How to complete this task
Count every line of the data that includes "body". State only the number.

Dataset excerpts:
★ ★ ★

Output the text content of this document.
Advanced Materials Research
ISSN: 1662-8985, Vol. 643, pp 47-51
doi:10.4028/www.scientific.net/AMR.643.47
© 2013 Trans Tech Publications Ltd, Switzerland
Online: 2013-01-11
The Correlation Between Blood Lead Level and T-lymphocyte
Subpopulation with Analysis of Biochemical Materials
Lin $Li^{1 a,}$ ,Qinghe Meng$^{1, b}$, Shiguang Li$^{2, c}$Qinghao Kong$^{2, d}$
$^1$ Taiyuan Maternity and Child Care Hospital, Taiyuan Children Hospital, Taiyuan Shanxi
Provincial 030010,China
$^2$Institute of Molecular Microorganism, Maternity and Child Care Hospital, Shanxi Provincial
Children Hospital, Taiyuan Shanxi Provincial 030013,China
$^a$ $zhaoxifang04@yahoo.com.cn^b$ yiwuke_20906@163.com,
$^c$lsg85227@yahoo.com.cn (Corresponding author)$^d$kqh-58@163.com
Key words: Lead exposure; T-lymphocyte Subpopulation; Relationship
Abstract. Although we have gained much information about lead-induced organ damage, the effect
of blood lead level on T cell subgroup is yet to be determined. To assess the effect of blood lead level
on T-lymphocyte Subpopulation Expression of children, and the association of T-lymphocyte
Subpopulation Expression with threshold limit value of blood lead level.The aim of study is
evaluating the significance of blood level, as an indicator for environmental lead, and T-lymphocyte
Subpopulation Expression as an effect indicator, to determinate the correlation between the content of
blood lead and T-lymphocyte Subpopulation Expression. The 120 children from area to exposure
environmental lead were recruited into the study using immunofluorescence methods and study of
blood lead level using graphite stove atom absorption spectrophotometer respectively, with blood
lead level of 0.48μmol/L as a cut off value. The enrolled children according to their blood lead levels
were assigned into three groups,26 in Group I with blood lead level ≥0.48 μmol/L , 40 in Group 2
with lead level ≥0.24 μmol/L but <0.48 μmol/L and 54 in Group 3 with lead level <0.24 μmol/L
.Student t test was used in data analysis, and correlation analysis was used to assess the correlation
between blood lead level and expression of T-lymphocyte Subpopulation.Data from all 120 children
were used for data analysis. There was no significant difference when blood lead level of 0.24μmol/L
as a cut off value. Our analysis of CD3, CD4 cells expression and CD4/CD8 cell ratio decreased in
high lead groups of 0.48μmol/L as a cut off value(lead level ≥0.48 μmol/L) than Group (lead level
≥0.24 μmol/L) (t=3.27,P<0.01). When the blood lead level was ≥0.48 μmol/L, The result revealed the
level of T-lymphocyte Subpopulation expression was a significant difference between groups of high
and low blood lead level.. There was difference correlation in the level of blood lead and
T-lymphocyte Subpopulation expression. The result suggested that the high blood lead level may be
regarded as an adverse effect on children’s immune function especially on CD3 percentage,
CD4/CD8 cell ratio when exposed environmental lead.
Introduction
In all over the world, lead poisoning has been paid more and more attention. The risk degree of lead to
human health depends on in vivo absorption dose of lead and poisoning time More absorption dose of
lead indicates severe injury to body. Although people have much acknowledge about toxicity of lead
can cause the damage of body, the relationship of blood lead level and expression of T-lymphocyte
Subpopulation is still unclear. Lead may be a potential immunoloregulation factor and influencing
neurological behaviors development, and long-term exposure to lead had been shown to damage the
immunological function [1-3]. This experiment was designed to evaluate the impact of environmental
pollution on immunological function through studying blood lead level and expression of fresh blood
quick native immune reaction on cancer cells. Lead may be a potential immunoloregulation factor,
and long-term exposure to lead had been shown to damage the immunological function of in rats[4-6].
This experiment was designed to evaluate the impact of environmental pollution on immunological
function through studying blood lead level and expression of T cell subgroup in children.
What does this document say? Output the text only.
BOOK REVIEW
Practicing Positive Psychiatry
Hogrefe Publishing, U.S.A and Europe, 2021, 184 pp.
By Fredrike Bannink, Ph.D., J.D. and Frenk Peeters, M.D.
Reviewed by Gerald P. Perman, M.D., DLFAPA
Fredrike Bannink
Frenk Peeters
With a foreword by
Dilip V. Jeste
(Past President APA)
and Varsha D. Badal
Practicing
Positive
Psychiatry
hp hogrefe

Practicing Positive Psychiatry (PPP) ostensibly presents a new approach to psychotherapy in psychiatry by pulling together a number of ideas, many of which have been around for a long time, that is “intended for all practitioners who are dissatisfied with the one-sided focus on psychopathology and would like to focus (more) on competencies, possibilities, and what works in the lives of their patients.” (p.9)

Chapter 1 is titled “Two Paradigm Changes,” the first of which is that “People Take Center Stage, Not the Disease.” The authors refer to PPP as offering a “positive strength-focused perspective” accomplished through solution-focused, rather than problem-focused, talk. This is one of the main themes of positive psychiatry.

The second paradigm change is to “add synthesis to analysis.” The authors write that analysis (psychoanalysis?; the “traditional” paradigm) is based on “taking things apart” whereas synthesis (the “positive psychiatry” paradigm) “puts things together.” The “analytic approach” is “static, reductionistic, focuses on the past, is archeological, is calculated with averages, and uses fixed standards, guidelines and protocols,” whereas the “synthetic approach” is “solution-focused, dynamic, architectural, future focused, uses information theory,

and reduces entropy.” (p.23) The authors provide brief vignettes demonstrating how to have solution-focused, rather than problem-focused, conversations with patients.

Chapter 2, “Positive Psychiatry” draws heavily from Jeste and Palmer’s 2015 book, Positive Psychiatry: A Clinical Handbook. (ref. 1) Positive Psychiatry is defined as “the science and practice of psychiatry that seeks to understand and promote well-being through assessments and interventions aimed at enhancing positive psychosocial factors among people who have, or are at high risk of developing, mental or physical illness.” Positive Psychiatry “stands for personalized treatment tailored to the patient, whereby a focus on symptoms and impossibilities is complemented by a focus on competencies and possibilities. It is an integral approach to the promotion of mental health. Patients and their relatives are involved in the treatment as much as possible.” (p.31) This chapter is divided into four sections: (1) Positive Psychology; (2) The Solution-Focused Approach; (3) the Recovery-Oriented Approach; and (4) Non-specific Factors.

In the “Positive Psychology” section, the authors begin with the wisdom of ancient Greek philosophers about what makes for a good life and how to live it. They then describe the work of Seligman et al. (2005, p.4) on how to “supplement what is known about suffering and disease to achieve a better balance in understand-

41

★ ★ ★

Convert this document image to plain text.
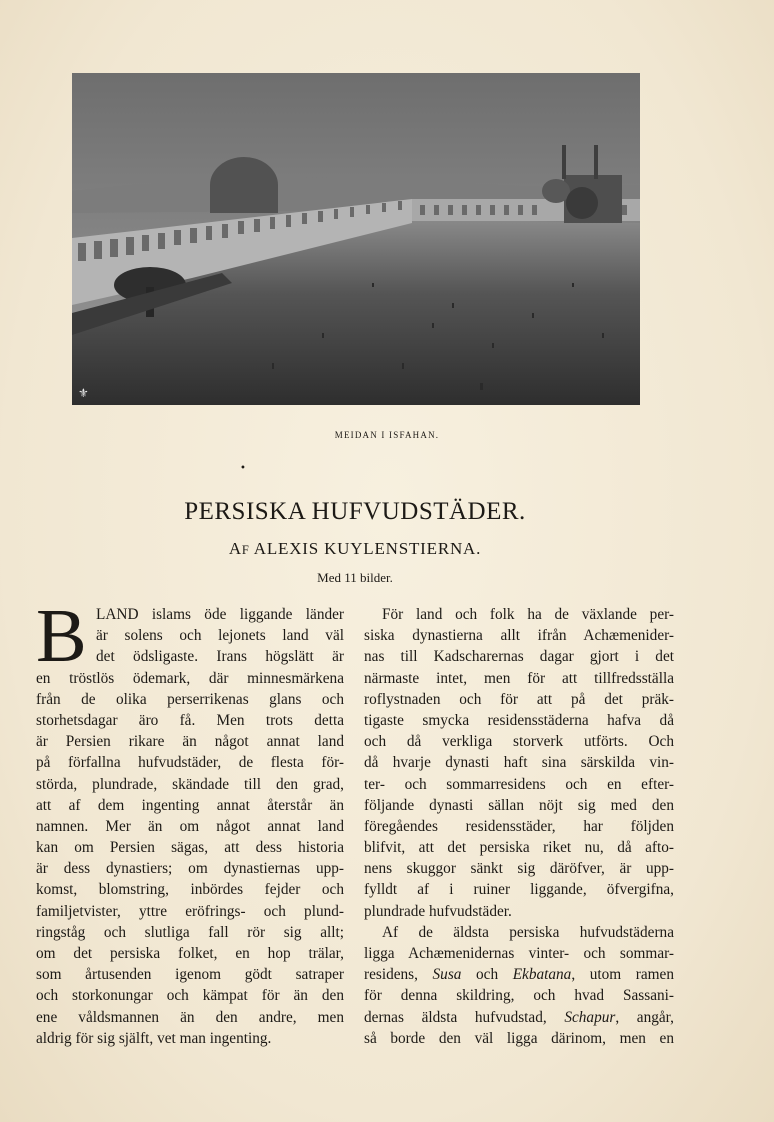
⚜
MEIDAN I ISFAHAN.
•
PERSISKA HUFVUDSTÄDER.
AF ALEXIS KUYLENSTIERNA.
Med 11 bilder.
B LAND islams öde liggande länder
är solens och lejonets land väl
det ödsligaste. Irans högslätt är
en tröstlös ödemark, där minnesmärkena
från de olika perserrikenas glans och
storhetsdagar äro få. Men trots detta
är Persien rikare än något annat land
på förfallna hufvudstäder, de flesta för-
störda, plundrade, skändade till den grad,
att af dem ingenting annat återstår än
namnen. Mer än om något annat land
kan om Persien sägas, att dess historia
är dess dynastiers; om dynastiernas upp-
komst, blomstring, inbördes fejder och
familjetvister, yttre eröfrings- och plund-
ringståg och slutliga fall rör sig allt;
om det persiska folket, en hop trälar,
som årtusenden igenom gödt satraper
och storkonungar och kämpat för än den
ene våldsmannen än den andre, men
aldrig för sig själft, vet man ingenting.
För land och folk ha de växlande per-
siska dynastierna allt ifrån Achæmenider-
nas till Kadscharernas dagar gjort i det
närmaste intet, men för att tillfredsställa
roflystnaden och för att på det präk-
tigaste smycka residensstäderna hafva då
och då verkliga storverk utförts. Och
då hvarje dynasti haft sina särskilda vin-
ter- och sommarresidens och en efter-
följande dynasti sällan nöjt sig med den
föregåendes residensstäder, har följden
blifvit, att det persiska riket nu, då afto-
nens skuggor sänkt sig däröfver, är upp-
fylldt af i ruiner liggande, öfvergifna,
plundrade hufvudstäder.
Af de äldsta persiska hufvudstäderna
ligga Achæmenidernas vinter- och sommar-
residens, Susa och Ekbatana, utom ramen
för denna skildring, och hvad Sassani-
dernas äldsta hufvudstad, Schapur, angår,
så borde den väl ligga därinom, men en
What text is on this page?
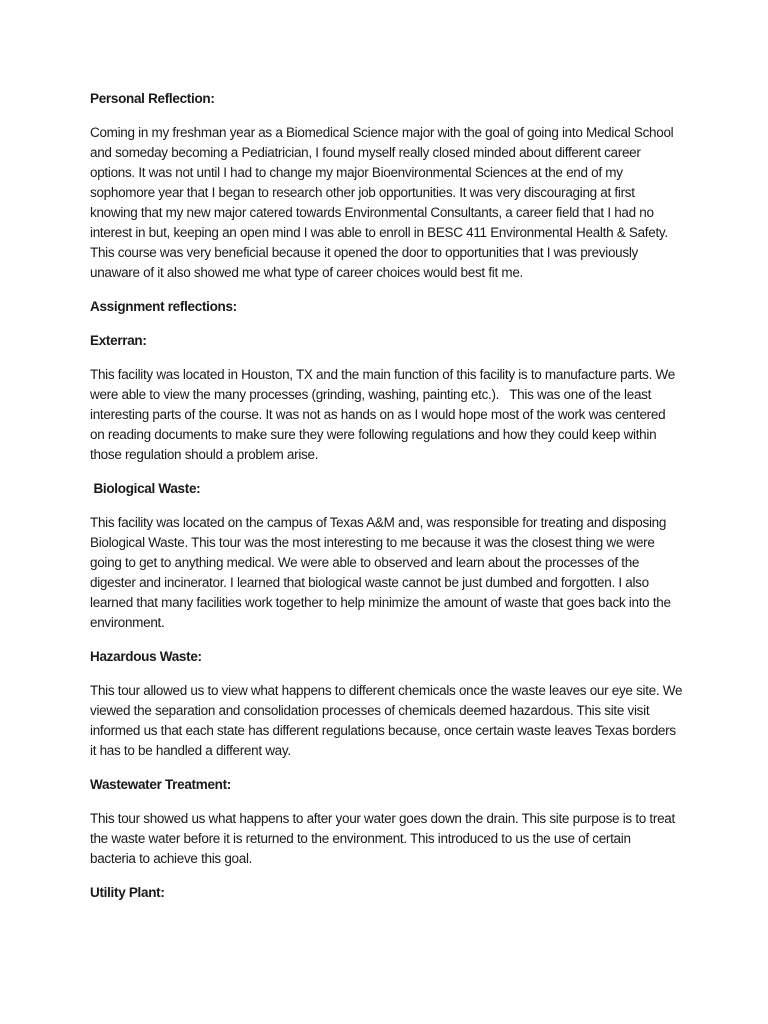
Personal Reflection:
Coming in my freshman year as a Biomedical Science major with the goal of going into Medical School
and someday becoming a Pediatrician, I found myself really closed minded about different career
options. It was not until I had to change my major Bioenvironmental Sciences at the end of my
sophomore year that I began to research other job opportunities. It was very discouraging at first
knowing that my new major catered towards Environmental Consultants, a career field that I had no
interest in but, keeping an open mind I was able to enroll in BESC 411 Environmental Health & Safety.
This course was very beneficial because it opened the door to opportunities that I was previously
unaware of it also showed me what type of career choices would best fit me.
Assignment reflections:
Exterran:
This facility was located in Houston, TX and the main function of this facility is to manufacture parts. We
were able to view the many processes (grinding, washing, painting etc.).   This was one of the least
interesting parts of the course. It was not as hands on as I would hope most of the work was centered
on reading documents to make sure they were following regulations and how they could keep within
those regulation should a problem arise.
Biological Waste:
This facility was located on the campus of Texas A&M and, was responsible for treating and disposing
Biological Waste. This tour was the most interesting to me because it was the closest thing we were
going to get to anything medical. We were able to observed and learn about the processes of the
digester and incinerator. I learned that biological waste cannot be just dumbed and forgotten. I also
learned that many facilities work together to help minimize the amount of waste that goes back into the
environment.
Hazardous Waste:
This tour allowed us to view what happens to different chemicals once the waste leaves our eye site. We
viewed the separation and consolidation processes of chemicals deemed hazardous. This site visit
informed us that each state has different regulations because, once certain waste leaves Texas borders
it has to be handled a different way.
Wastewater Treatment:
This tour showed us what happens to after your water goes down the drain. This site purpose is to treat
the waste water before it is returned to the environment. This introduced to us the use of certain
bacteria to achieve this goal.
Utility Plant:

★ ★ ★

Output
2